## THE TASK
Produce an exact copy of all the records.
* * * *
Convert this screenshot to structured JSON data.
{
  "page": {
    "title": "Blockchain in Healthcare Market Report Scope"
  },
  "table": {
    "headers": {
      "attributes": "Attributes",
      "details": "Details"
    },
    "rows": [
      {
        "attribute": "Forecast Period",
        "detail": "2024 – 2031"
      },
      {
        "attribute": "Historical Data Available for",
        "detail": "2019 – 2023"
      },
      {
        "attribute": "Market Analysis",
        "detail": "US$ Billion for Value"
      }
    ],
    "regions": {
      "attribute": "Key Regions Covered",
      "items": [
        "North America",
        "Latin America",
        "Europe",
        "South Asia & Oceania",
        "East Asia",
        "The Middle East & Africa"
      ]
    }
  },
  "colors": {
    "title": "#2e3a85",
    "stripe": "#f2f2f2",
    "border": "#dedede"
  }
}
* * * *
## OUTPUT
Convert this screenshot to structured JSON data.
{
  "page": {
    "title": "Blockchain in Healthcare Market Report Scope"
  },
  "table": {
    "headers": {
      "attributes": "Attributes",
      "details": "Details"
    },
    "rows": [
      {
        "attribute": "Forecast Period",
        "detail": "2024 – 2031"
      },
      {
        "attribute": "Historical Data Available for",
        "detail": "2019 – 2023"
      },
      {
        "attribute": "Market Analysis",
        "detail": "US$ Billion for Value"
      }
    ],
    "regions": {
      "attribute": "Key Regions Covered",
      "items": [
        "North America",
        "Latin America",
        "Europe",
        "South Asia & Oceania",
        "East Asia",
        "The Middle East & Africa"
      ]
    }
  },
  "colors": {
    "title": "#2e3a85",
    "stripe": "#f2f2f2",
    "border": "#dedede"
  }
}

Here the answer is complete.